Data entries |
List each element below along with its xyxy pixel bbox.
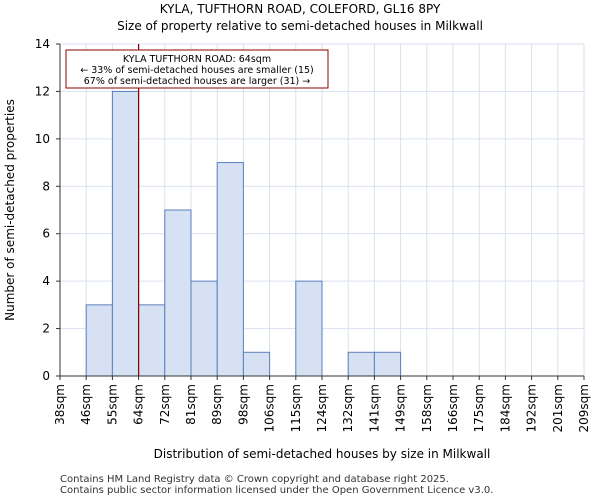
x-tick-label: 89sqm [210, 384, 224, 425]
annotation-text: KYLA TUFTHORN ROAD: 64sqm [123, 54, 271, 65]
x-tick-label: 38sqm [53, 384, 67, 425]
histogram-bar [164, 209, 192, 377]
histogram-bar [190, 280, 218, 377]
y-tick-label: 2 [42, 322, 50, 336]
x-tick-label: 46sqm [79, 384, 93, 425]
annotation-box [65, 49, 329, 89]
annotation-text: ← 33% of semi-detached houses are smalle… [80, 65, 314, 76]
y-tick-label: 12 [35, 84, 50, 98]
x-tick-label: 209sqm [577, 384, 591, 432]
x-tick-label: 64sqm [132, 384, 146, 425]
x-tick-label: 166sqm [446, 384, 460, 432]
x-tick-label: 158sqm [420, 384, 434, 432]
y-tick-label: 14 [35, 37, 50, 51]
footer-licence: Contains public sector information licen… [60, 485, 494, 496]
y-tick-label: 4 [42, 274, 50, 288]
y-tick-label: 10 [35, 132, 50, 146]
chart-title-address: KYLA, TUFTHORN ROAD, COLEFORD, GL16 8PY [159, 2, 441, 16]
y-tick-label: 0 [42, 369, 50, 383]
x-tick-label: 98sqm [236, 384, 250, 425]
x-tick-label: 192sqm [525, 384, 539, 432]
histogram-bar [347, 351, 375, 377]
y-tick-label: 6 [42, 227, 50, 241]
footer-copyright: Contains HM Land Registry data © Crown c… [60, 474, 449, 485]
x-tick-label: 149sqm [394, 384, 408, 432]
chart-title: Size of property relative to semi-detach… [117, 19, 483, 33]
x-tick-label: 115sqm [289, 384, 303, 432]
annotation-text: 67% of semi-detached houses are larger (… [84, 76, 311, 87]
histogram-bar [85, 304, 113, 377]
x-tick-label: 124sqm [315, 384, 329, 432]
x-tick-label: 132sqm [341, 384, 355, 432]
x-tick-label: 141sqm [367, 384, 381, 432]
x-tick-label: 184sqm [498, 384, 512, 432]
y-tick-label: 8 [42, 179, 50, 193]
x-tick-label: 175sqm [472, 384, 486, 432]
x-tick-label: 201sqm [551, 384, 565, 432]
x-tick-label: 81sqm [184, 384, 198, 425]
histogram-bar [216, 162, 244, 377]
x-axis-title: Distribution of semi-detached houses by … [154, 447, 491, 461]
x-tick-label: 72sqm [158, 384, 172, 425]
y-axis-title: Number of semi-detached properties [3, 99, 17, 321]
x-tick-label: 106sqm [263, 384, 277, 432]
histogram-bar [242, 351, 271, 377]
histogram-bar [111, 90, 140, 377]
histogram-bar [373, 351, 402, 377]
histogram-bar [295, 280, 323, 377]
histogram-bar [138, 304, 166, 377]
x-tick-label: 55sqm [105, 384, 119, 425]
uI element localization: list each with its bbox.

What you will do | Copy the entries above word for word, omitting the pictures.

Written reply |
List each element below along with its xyxy pixel bbox.
x-tick-label: 89sqm [210, 384, 224, 425]
annotation-text: KYLA TUFTHORN ROAD: 64sqm [123, 54, 271, 65]
x-tick-label: 38sqm [53, 384, 67, 425]
histogram-bar [164, 209, 192, 377]
histogram-bar [190, 280, 218, 377]
y-tick-label: 2 [42, 322, 50, 336]
x-tick-label: 46sqm [79, 384, 93, 425]
annotation-box [65, 49, 329, 89]
annotation-text: ← 33% of semi-detached houses are smalle… [80, 65, 314, 76]
y-tick-label: 12 [35, 84, 50, 98]
x-tick-label: 209sqm [577, 384, 591, 432]
x-tick-label: 64sqm [132, 384, 146, 425]
x-tick-label: 166sqm [446, 384, 460, 432]
x-tick-label: 158sqm [420, 384, 434, 432]
y-tick-label: 14 [35, 37, 50, 51]
footer-licence: Contains public sector information licen… [60, 485, 494, 496]
y-tick-label: 4 [42, 274, 50, 288]
y-tick-label: 10 [35, 132, 50, 146]
chart-title-address: KYLA, TUFTHORN ROAD, COLEFORD, GL16 8PY [159, 2, 441, 16]
y-tick-label: 0 [42, 369, 50, 383]
x-tick-label: 98sqm [236, 384, 250, 425]
x-tick-label: 192sqm [525, 384, 539, 432]
histogram-bar [347, 351, 375, 377]
y-tick-label: 6 [42, 227, 50, 241]
footer-copyright: Contains HM Land Registry data © Crown c… [60, 474, 449, 485]
x-tick-label: 149sqm [394, 384, 408, 432]
chart-title: Size of property relative to semi-detach… [117, 19, 483, 33]
x-tick-label: 115sqm [289, 384, 303, 432]
annotation-text: 67% of semi-detached houses are larger (… [84, 76, 311, 87]
histogram-bar [85, 304, 113, 377]
x-tick-label: 124sqm [315, 384, 329, 432]
x-tick-label: 132sqm [341, 384, 355, 432]
x-tick-label: 141sqm [367, 384, 381, 432]
x-tick-label: 184sqm [498, 384, 512, 432]
y-tick-label: 8 [42, 179, 50, 193]
x-tick-label: 175sqm [472, 384, 486, 432]
x-tick-label: 201sqm [551, 384, 565, 432]
x-tick-label: 81sqm [184, 384, 198, 425]
histogram-bar [216, 162, 244, 377]
x-axis-title: Distribution of semi-detached houses by … [154, 447, 491, 461]
x-tick-label: 72sqm [158, 384, 172, 425]
y-axis-title: Number of semi-detached properties [3, 99, 17, 321]
x-tick-label: 106sqm [263, 384, 277, 432]
histogram-bar [242, 351, 271, 377]
histogram-bar [111, 90, 140, 377]
histogram-bar [373, 351, 402, 377]
histogram-bar [295, 280, 323, 377]
histogram-bar [138, 304, 166, 377]
x-tick-label: 55sqm [105, 384, 119, 425]
uI element localization: list each with its bbox.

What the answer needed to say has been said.